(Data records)
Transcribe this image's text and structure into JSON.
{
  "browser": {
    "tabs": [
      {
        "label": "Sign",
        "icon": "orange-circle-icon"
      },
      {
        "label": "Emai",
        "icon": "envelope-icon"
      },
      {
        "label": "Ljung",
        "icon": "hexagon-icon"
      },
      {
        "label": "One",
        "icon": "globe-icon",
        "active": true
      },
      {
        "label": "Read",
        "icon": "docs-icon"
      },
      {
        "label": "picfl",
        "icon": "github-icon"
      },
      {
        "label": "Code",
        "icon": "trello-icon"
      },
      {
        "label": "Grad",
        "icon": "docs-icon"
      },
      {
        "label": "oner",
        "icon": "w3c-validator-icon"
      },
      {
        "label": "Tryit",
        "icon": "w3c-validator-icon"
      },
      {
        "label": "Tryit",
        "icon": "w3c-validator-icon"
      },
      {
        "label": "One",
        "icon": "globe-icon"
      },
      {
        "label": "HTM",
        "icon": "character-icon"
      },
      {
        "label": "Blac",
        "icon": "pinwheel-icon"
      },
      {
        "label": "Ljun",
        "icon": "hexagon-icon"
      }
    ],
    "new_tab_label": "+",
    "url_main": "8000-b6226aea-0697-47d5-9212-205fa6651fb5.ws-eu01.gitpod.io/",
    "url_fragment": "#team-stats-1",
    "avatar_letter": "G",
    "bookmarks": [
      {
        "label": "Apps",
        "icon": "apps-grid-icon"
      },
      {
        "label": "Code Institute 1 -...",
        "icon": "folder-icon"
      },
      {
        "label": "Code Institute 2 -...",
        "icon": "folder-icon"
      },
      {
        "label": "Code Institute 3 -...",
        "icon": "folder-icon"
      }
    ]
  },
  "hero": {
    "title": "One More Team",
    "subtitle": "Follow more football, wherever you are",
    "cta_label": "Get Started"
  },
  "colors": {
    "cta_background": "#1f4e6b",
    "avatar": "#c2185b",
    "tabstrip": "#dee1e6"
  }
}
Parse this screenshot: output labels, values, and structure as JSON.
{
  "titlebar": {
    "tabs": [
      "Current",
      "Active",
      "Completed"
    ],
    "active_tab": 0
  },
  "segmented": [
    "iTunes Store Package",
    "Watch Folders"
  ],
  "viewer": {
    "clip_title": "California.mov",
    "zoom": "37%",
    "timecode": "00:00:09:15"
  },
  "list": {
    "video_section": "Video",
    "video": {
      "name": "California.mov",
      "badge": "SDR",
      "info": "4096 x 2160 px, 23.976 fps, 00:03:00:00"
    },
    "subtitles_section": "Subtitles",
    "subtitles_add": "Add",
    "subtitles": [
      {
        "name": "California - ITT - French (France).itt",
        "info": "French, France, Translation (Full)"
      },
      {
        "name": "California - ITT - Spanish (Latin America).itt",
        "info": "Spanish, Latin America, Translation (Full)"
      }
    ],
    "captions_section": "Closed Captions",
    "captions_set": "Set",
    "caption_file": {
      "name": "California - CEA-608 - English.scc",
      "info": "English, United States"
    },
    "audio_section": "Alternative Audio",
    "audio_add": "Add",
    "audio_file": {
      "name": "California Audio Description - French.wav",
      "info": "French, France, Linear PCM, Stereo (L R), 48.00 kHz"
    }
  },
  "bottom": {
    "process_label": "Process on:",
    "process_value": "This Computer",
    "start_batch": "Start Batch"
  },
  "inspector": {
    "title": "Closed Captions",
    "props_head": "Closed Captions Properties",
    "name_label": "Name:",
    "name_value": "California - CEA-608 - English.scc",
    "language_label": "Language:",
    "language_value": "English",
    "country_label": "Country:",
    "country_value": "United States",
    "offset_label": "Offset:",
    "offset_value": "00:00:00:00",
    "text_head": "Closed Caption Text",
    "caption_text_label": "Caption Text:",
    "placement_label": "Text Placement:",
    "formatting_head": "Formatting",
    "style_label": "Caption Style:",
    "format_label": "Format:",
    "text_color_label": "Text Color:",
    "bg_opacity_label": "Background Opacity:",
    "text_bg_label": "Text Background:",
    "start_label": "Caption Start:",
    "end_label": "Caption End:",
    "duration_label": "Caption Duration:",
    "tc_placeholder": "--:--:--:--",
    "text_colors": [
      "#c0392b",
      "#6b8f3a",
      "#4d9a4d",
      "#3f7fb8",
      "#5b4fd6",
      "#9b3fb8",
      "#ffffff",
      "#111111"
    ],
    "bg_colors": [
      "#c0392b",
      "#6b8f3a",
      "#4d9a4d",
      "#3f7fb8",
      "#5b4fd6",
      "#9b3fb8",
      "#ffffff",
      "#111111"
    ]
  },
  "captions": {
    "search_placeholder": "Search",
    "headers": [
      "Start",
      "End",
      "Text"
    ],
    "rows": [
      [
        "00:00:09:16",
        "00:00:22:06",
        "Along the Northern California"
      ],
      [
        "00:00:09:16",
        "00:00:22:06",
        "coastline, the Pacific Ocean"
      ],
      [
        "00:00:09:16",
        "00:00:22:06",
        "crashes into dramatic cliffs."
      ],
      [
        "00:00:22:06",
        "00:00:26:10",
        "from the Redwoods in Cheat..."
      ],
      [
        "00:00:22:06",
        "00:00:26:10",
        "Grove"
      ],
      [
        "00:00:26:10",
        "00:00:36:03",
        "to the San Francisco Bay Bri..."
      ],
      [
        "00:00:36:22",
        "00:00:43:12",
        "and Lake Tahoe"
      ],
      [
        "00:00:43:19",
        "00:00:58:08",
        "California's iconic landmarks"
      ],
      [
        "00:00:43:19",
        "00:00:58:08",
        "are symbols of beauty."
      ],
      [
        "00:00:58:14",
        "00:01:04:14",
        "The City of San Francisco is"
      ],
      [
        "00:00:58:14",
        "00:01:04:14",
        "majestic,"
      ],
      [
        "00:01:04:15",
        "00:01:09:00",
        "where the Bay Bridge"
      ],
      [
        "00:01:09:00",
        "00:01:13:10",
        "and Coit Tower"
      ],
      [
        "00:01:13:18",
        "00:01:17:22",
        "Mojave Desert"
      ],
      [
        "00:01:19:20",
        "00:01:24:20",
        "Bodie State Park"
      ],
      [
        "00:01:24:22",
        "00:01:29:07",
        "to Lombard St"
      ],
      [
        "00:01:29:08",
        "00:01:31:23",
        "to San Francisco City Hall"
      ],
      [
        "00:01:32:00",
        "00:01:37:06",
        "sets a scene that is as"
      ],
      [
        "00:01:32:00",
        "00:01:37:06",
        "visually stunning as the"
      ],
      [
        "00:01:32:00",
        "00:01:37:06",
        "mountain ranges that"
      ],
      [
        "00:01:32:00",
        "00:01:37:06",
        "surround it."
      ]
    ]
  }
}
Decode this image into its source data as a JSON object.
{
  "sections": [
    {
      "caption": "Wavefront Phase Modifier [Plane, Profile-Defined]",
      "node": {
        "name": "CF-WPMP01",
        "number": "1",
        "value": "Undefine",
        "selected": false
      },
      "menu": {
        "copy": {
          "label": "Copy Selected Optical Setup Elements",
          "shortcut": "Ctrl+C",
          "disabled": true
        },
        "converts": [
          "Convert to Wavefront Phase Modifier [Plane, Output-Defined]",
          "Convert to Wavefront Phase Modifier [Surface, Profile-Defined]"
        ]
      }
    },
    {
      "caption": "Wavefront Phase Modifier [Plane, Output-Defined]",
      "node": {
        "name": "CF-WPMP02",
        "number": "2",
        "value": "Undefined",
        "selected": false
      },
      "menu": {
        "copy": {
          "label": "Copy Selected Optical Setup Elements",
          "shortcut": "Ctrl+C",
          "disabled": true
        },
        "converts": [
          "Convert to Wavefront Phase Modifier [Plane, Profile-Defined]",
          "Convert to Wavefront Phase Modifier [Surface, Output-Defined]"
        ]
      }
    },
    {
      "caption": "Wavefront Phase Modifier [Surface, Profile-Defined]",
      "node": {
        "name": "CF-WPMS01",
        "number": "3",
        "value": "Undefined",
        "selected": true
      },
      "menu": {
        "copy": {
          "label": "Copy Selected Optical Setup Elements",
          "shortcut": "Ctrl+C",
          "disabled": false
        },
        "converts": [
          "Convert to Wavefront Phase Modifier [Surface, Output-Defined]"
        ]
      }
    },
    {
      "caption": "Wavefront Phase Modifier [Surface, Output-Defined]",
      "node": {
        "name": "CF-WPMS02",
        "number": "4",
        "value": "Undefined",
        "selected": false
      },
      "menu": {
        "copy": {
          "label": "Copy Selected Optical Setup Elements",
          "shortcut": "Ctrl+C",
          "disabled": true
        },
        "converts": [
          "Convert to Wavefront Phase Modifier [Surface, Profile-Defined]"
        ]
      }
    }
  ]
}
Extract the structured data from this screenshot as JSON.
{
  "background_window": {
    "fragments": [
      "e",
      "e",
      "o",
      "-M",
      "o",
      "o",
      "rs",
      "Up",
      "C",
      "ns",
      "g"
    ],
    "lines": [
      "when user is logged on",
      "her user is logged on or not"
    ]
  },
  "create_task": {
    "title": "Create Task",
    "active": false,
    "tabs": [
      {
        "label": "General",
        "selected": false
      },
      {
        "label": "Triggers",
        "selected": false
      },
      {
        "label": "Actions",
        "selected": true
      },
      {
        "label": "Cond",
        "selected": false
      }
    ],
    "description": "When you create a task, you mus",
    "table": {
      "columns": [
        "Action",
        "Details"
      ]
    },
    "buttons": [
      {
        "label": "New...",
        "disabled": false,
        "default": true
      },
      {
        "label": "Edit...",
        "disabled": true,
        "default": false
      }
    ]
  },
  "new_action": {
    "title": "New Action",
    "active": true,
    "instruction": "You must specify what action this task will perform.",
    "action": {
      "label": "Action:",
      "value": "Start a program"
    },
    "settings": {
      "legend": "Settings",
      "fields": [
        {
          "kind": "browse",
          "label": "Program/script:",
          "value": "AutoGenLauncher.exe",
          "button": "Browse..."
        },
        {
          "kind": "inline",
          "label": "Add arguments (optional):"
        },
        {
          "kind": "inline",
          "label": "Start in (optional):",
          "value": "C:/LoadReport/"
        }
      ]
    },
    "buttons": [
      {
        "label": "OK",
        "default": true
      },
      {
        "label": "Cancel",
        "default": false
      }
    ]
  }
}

What you need to do:
Look through the entries and find each line that has the string "screenshot". Copy those lines.

Full output:
Parse this screenshot: output labels, values, and structure as JSON.
Extract the structured data from this screenshot as JSON.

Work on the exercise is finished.